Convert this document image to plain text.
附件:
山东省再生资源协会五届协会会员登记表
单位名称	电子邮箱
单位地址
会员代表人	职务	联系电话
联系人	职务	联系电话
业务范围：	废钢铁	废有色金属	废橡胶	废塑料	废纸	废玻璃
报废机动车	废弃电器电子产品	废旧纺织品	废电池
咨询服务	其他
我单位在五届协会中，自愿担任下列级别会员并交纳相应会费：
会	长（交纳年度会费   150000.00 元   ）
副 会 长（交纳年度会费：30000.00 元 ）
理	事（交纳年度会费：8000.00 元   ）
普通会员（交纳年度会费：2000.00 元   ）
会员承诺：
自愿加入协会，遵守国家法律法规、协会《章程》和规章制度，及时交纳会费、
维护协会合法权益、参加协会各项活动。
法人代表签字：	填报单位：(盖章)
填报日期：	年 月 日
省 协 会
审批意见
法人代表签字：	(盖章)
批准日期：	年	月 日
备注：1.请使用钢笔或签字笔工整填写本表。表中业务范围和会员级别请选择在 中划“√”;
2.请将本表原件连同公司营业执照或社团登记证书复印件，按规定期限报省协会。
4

# TASK REQUIREMENTS
Type out the full listing again, exactly as given.

# PROBLEM SOLUTION
Convert this document image to plain text.
附件:
山东省再生资源协会五届协会会员登记表
单位名称	电子邮箱
单位地址
会员代表人	职务	联系电话
联系人	职务	联系电话
业务范围：	废钢铁	废有色金属	废橡胶	废塑料	废纸	废玻璃
报废机动车	废弃电器电子产品	废旧纺织品	废电池
咨询服务	其他
我单位在五届协会中，自愿担任下列级别会员并交纳相应会费：
会	长（交纳年度会费   150000.00 元   ）
副 会 长（交纳年度会费：30000.00 元 ）
理	事（交纳年度会费：8000.00 元   ）
普通会员（交纳年度会费：2000.00 元   ）
会员承诺：
自愿加入协会，遵守国家法律法规、协会《章程》和规章制度，及时交纳会费、
维护协会合法权益、参加协会各项活动。
法人代表签字：	填报单位：(盖章)
填报日期：	年 月 日
省 协 会
审批意见
法人代表签字：	(盖章)
批准日期：	年	月 日
备注：1.请使用钢笔或签字笔工整填写本表。表中业务范围和会员级别请选择在 中划“√”;
2.请将本表原件连同公司营业执照或社团登记证书复印件，按规定期限报省协会。
4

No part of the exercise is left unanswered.